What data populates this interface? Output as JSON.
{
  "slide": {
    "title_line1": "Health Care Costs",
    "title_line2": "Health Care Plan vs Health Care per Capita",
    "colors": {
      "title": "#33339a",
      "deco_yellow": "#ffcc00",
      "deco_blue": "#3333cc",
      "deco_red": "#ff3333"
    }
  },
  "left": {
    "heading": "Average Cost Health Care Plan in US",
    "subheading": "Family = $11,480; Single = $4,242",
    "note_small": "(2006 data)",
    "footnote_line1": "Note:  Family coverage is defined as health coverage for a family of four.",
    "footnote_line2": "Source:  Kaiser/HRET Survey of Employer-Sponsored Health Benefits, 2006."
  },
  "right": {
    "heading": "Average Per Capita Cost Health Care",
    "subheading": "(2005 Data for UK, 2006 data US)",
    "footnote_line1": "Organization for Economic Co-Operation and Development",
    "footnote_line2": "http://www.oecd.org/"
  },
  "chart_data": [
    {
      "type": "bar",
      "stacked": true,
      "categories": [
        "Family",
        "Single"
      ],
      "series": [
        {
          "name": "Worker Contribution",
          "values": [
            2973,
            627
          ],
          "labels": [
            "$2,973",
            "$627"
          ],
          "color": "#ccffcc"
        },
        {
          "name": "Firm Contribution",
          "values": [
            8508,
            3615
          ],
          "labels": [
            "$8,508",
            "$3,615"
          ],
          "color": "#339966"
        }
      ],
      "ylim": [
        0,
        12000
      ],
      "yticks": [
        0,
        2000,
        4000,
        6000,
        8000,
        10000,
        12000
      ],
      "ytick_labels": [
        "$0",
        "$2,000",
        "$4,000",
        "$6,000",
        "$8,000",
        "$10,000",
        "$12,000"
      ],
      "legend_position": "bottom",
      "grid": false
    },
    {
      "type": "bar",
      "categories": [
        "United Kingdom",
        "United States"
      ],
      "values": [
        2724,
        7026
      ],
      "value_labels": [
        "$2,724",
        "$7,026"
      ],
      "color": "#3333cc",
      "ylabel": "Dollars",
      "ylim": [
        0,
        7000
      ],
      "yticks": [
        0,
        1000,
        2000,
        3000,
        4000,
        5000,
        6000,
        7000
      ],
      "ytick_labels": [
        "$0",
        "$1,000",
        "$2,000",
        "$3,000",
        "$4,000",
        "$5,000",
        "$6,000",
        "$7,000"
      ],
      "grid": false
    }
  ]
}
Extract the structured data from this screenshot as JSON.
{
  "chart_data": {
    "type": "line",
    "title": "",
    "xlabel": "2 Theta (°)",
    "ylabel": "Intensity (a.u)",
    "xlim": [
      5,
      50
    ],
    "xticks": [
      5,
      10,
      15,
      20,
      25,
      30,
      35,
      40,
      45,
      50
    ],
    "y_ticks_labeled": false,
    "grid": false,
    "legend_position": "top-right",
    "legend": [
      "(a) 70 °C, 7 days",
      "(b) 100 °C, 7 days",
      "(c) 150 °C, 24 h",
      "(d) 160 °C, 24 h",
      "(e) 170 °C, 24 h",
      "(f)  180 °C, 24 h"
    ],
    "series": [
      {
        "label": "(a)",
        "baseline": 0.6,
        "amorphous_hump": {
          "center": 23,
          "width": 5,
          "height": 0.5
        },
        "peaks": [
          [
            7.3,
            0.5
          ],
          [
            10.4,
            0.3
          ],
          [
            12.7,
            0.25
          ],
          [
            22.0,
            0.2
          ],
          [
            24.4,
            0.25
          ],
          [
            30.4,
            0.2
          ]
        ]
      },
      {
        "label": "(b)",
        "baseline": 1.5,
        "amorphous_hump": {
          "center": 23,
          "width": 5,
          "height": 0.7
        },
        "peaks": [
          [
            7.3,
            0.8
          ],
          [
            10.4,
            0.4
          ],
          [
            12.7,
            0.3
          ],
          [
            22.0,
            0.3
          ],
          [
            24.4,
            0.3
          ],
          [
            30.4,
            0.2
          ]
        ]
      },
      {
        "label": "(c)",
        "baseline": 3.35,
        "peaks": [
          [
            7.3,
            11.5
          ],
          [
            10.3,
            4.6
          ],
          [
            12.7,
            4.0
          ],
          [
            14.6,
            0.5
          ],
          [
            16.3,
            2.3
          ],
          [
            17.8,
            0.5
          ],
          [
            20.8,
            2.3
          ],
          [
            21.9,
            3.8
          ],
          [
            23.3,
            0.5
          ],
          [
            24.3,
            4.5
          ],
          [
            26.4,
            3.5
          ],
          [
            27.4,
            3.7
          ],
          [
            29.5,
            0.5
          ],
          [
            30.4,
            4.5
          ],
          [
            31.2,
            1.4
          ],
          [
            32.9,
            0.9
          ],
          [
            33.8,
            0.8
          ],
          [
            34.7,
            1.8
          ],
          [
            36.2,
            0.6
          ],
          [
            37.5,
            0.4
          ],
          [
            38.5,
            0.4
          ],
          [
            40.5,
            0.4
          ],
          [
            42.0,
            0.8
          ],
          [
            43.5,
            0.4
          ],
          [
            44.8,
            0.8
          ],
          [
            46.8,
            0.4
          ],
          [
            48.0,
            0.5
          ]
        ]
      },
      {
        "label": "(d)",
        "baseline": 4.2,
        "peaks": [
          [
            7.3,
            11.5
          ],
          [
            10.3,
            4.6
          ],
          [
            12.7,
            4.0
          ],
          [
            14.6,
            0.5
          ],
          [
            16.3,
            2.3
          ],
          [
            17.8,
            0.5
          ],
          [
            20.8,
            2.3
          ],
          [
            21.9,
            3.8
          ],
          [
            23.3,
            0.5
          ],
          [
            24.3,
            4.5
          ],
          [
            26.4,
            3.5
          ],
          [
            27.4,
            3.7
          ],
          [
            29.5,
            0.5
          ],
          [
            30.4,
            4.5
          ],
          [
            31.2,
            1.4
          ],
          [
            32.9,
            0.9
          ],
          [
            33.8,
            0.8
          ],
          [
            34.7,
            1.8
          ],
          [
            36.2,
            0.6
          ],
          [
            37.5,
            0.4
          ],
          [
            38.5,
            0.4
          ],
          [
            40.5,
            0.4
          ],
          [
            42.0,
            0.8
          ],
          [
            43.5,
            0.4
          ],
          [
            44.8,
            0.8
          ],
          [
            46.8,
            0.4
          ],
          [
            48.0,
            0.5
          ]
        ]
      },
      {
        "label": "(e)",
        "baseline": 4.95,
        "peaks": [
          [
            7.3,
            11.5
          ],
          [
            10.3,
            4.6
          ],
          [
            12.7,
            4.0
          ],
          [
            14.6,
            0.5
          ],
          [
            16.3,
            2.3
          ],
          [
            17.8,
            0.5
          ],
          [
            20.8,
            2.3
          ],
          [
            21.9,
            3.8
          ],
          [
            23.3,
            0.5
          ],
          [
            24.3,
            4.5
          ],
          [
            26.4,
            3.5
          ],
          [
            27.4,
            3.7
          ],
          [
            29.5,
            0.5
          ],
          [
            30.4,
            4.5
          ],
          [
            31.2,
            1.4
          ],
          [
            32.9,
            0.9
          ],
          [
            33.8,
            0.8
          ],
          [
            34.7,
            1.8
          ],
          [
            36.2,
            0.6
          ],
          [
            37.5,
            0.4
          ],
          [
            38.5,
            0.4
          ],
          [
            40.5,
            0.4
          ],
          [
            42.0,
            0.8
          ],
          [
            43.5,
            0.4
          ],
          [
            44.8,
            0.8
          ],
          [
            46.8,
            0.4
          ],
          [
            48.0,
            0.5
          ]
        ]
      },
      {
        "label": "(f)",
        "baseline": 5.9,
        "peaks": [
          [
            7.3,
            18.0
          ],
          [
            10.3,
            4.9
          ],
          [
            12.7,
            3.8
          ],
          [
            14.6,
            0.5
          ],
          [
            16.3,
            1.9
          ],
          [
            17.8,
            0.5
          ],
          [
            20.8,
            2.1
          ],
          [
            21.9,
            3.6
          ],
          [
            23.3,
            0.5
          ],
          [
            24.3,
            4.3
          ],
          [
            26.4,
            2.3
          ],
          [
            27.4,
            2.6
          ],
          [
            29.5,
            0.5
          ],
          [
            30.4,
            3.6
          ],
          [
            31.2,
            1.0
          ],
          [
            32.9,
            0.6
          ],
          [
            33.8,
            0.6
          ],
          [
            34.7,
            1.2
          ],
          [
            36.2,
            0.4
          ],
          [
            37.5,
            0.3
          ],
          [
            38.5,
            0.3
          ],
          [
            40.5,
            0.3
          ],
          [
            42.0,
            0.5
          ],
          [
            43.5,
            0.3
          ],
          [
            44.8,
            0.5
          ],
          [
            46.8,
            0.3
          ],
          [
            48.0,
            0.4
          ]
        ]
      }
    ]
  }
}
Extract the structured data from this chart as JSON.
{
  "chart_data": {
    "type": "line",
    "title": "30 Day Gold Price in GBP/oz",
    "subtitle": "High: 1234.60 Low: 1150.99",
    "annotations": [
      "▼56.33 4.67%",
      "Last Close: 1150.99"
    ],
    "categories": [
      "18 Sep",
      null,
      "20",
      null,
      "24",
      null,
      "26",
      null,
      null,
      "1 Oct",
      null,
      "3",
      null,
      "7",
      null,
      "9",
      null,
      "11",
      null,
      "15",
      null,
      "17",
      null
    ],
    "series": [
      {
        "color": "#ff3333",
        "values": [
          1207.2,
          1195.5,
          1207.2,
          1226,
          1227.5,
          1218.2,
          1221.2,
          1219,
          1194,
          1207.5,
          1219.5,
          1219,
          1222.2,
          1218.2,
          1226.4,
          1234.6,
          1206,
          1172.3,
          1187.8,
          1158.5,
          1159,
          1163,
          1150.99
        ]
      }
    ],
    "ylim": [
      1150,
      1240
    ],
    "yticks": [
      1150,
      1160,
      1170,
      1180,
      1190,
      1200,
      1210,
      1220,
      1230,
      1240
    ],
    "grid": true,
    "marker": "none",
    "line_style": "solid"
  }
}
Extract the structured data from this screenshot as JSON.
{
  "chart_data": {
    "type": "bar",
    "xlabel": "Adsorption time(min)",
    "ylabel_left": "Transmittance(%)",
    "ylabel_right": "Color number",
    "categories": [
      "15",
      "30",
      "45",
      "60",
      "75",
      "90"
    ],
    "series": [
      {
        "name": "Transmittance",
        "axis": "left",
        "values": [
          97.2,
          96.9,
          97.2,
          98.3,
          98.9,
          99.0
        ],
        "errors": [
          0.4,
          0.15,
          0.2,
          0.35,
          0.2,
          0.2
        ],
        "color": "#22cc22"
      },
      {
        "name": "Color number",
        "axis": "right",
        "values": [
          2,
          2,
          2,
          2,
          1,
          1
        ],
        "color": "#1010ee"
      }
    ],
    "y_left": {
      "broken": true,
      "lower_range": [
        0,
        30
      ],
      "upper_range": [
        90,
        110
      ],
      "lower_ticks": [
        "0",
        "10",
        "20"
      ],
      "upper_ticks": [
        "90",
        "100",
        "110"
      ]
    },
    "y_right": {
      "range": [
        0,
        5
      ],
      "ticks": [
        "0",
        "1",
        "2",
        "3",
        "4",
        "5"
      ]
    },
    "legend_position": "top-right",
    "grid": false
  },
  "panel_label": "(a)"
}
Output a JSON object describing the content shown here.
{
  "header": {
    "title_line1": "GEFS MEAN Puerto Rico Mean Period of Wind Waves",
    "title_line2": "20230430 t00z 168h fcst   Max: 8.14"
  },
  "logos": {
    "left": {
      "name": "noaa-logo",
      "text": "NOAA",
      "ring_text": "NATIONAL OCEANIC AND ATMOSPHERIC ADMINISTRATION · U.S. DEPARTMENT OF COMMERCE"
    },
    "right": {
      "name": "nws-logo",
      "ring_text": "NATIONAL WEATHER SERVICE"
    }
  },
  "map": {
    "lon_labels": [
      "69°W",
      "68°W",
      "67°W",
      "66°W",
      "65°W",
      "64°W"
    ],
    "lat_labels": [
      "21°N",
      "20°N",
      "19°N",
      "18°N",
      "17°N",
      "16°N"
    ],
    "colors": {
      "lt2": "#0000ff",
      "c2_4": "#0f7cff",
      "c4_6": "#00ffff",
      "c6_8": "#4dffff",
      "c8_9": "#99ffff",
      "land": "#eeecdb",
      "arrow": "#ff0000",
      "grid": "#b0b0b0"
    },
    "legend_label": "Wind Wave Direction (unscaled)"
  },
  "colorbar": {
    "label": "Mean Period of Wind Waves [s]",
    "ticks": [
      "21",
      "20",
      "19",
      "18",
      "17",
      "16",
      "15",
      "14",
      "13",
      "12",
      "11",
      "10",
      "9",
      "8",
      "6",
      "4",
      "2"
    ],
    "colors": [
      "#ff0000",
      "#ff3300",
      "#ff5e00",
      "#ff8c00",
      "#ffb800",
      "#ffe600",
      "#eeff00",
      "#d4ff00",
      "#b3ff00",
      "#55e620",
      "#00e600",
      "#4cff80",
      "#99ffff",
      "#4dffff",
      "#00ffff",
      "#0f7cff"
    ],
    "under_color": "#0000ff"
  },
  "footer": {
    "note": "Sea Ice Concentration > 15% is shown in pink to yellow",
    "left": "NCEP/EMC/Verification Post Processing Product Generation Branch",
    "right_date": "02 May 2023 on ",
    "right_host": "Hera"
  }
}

--

Required work: Show the lines of the records that include the string "Care".

The output:
    "title_line1": "Health Care Costs",
    "title_line2": "Health Care Plan vs Health Care per Capita",
    "heading": "Average Cost Health Care Plan in US",
    "heading": "Average Per Capita Cost Health Care",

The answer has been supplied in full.